-- Reading passage --
((
Chicken and Fresh Bell Peppers

Jack’s Chicken and Roasted Peppers
(low carb recipe)
6 servings
6 red bell peppers (roasted and prepared)
Salt and freshly ground black pepper
1 tablespoon dried oregano
1/2 teaspoon anchovy paste
1/2 lemon, sliced in paper-thin circles
1 cup white wine
2 tablespoons garlic powder
1 whole chicken, cut into 8 pieces
Extra-virgin olive oil
1 teaspoon red pepper flakes
4 garlic cloves, sliced
1 medium onion, chopped
3 large ripe tomatoes, coarsely chopped
1 tablespoon capers, drained
1/2 bunch fresh basil, hand-torn
1 cup chicken broth
preheat oven to 400 degrees.
On a foil-covered cookie sheet, arrange bell peppers, drizzle with olive oil and season with salt and pepper. Roast the peppers for 15-30 minutes, turning periodically, so they become charred or blistered on all sides. 
NOTE: using tongs for this process makes turning them much easier
Place roasted peppers into a bowl, cover with plastic wrap, and let self-steam for about 10 minutes to loosen the skins. Cores and seeds are easily removed by pulling from the top of the peppers. Peel off the blackened skins. Coarsely chop  peppers into chunks, or slice the peppers depending on how you would like the finished meal to look, and set aside.
Cover the bottom of a dutch oven (or large pan) with olive oil and place on medium heat. Season chicken with garlic powder, dried oregano, salt and pepper as desired and place in dutch oven. Brown chicken skin-side down, until crisp, about 5 minutes.
))
-- Given information --
((
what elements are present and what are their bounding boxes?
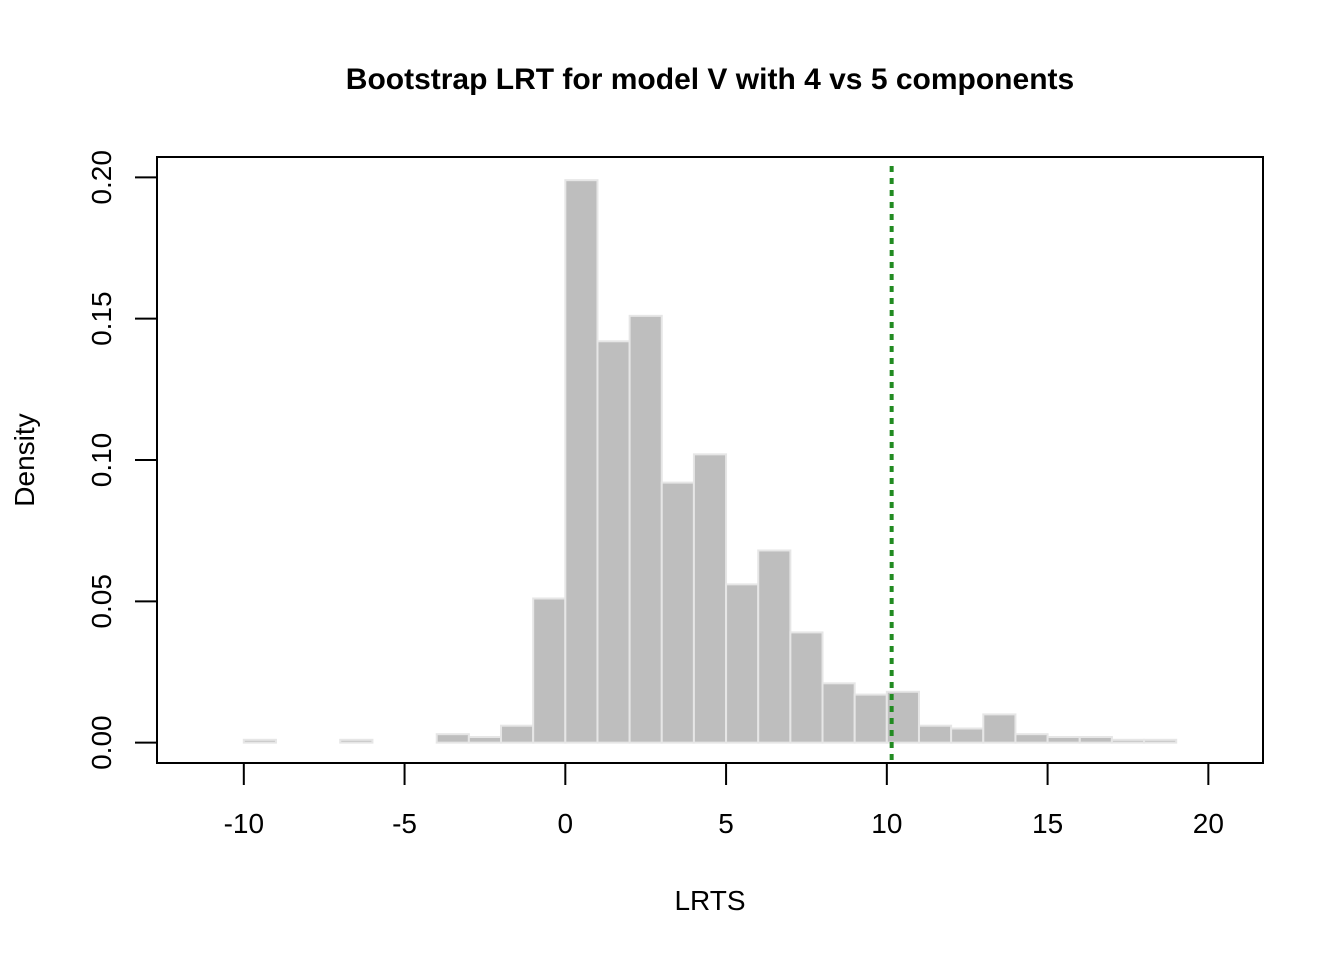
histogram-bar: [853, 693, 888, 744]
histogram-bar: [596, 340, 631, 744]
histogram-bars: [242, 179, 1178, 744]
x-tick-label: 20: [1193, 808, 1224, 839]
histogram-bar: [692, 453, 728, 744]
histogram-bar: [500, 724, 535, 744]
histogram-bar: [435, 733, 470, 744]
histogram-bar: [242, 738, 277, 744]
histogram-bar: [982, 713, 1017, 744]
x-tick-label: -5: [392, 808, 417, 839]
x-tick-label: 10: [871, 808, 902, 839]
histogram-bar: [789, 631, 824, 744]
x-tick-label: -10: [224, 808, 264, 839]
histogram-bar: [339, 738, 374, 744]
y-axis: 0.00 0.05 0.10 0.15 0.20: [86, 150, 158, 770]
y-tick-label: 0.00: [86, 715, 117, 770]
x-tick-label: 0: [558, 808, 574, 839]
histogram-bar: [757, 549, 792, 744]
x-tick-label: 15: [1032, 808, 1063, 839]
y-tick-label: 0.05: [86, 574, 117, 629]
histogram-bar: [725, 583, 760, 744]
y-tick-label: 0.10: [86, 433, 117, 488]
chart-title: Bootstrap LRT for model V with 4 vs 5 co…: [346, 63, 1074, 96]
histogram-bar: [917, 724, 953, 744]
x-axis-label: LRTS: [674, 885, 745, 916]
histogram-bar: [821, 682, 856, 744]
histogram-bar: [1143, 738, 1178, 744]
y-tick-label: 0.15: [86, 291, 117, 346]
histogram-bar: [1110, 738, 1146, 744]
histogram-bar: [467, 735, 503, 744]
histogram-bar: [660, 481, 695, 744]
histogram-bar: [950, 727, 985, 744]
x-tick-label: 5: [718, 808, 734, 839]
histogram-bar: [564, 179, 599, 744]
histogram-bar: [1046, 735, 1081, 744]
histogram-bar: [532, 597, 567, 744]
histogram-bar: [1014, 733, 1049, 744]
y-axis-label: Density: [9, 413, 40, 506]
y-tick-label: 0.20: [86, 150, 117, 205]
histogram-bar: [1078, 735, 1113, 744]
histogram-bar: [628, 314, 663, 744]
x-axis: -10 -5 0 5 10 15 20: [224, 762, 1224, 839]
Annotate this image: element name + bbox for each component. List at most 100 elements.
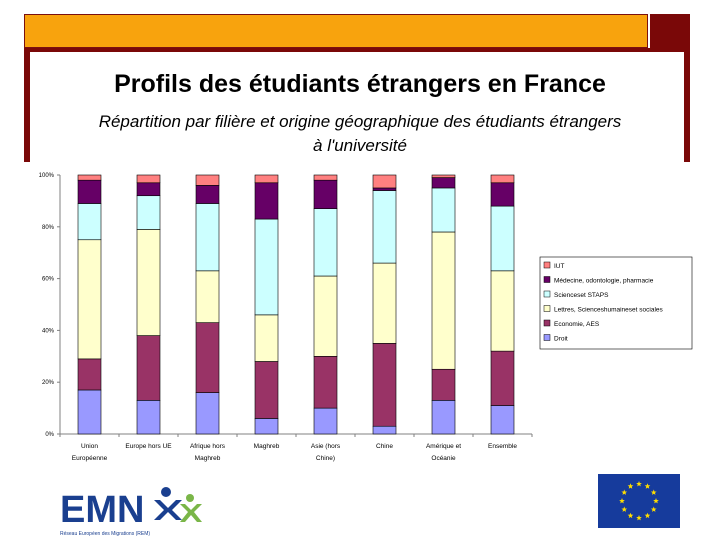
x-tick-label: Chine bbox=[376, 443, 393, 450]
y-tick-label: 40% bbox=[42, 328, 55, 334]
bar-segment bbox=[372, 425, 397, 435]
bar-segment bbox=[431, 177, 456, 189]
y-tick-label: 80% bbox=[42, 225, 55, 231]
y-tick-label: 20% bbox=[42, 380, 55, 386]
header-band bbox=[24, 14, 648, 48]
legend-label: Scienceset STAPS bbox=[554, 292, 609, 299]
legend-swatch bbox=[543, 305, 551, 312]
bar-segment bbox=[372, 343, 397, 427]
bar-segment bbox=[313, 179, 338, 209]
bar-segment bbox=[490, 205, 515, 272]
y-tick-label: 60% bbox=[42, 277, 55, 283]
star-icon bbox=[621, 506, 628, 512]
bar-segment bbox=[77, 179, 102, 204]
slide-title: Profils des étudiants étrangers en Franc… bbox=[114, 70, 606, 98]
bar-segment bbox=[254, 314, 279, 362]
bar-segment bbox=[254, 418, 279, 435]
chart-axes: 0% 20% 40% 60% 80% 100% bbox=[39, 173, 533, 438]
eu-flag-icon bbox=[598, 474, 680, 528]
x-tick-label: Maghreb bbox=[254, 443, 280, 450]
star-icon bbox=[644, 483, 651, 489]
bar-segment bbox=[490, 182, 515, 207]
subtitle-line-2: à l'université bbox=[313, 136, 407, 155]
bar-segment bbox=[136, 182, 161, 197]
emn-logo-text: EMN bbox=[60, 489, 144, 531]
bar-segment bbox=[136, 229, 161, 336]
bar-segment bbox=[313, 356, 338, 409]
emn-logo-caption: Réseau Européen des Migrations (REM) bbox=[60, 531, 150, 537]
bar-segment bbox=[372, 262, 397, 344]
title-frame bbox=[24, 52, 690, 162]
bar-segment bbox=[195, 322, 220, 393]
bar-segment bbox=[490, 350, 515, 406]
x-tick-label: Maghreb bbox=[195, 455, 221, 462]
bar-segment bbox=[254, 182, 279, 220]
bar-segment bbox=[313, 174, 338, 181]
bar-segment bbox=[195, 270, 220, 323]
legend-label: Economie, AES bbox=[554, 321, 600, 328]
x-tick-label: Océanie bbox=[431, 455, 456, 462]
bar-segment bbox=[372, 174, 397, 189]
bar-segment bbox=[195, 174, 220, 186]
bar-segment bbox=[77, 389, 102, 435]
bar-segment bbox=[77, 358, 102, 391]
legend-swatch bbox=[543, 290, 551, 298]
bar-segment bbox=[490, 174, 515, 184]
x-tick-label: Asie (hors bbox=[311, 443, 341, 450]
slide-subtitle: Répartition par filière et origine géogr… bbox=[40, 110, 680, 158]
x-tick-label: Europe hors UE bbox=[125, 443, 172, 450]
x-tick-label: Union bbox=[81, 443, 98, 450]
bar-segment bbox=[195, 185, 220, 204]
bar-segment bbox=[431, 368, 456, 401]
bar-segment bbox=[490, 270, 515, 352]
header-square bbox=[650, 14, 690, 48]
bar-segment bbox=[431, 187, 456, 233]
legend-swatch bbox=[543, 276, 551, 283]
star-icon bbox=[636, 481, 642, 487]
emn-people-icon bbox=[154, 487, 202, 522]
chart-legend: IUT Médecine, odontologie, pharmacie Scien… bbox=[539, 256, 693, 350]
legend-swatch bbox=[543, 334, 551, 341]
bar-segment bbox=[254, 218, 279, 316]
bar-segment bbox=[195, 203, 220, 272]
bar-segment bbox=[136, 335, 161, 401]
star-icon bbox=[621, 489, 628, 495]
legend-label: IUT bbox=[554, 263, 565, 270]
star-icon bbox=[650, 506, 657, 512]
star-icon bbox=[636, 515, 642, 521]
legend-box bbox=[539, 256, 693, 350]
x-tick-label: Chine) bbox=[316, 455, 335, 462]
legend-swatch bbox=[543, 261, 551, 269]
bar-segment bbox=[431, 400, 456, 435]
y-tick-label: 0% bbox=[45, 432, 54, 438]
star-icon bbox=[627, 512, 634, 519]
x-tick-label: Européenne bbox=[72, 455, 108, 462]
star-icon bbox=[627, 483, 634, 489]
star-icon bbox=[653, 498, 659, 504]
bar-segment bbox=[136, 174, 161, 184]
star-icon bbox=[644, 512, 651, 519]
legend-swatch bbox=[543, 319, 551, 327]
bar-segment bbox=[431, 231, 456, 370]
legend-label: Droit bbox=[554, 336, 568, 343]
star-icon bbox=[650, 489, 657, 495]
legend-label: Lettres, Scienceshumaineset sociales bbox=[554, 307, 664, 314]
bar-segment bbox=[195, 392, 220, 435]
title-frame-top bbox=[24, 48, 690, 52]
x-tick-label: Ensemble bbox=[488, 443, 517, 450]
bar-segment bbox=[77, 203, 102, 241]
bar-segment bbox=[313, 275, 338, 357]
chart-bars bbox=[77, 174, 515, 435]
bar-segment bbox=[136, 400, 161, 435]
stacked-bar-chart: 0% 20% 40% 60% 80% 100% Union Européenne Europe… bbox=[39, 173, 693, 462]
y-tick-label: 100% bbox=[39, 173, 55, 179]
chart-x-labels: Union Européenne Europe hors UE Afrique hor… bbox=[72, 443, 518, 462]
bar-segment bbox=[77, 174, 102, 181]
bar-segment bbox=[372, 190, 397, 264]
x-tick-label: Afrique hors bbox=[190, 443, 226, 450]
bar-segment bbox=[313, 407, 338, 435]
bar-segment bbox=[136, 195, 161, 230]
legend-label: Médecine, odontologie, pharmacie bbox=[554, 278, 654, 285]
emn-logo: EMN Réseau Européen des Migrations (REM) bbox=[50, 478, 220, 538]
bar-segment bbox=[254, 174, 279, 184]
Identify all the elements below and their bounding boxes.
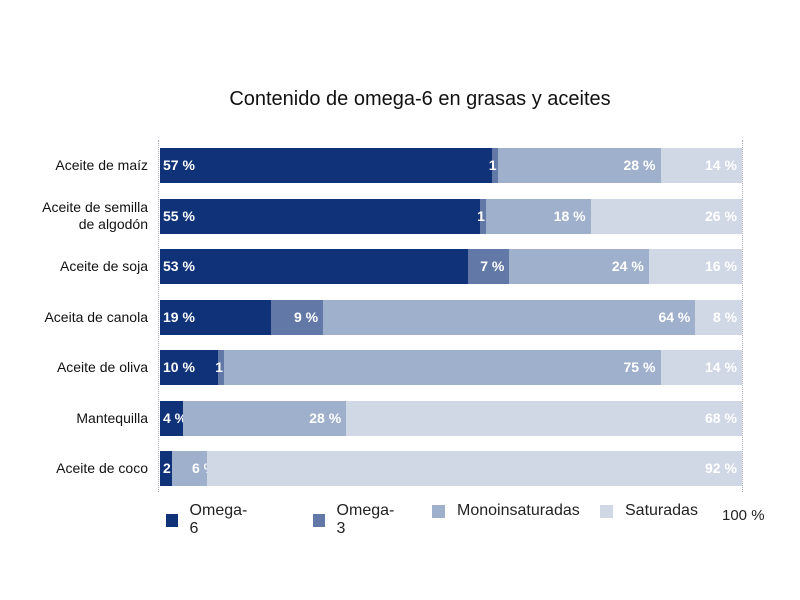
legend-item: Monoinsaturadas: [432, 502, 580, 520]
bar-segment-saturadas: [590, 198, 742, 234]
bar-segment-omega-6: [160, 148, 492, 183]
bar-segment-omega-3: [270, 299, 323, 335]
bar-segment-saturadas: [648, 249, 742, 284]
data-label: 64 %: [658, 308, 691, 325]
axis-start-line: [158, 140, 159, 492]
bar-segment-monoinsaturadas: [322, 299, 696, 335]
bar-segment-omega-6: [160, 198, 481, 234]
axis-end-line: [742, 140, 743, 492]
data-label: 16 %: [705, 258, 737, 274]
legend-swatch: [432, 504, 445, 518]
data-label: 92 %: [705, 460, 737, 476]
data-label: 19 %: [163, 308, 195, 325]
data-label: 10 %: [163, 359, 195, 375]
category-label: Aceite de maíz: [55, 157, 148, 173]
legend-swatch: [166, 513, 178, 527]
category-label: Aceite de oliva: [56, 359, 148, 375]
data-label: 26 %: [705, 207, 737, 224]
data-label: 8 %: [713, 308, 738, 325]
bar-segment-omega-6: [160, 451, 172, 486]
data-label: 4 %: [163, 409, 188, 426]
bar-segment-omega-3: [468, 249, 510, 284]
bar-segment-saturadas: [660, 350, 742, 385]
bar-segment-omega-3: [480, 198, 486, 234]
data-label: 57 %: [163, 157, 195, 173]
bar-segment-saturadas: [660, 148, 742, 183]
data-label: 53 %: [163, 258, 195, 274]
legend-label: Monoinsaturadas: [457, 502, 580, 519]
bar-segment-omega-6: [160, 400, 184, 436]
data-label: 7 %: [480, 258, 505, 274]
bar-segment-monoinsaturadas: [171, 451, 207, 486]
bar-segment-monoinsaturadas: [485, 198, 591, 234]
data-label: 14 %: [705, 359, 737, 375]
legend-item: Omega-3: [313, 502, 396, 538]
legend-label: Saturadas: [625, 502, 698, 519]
))
-- Actions to take --
A. In the records, rewrite the lines that start at the line containing "legend-item: Monoinsaturadas: [432, 502, 580, 520]" and run through the line containing "data-label: 26 %: [705, 207, 737, 224]". Change "category-label" to "category-name" and leave everything else as it is.
B. Continue the chicken and roasted peppers recipe from where it stops.

-- Solved tasks --
A.
legend-item: Monoinsaturadas: [432, 502, 580, 520]
bar-segment-saturadas: [590, 198, 742, 234]
bar-segment-omega-6: [160, 148, 492, 183]
bar-segment-omega-3: [270, 299, 323, 335]
bar-segment-saturadas: [648, 249, 742, 284]
data-label: 64 %: [658, 308, 691, 325]
axis-start-line: [158, 140, 159, 492]
bar-segment-monoinsaturadas: [322, 299, 696, 335]
bar-segment-omega-6: [160, 198, 481, 234]
axis-end-line: [742, 140, 743, 492]
data-label: 16 %: [705, 258, 737, 274]
legend-swatch: [432, 504, 445, 518]
data-label: 92 %: [705, 460, 737, 476]
data-label: 19 %: [163, 308, 195, 325]
data-label: 10 %: [163, 359, 195, 375]
category-name: Aceite de maíz: [55, 157, 148, 173]
legend-swatch: [166, 513, 178, 527]
category-name: Aceite de oliva: [56, 359, 148, 375]
data-label: 26 %: [705, 207, 737, 224]

B.
Gently turn the chicken over with tongs and brown the other side about 3 minutes. Though it is not fully cooked, remove the chicken from pan and place on a plate for later.

Discard used olive oil, and replace with fresh. Put the pan back on the stove over medium heat. Add the anchovy paste, red pepper flakes, garlic, onion, tomatoes, lemon slices, capers, 1/2 of the roasted red peppers, and 1/2 of the basil; season with salt and pepper, simmer for about 30 minutes, stirring often, until everything breaks down. 

Preheat oven to 350.

Add the remaining roasted peppers and basil. Tuck the chicken into the stew, pouring the wine and chicken broth over mixture. Place the dutch oven into the preheated oven and cook for 20 to 30 minutes until the chicken is fully cooked.
Serve with rice, potatoes, peas, or corn bread and your favorite vegetables.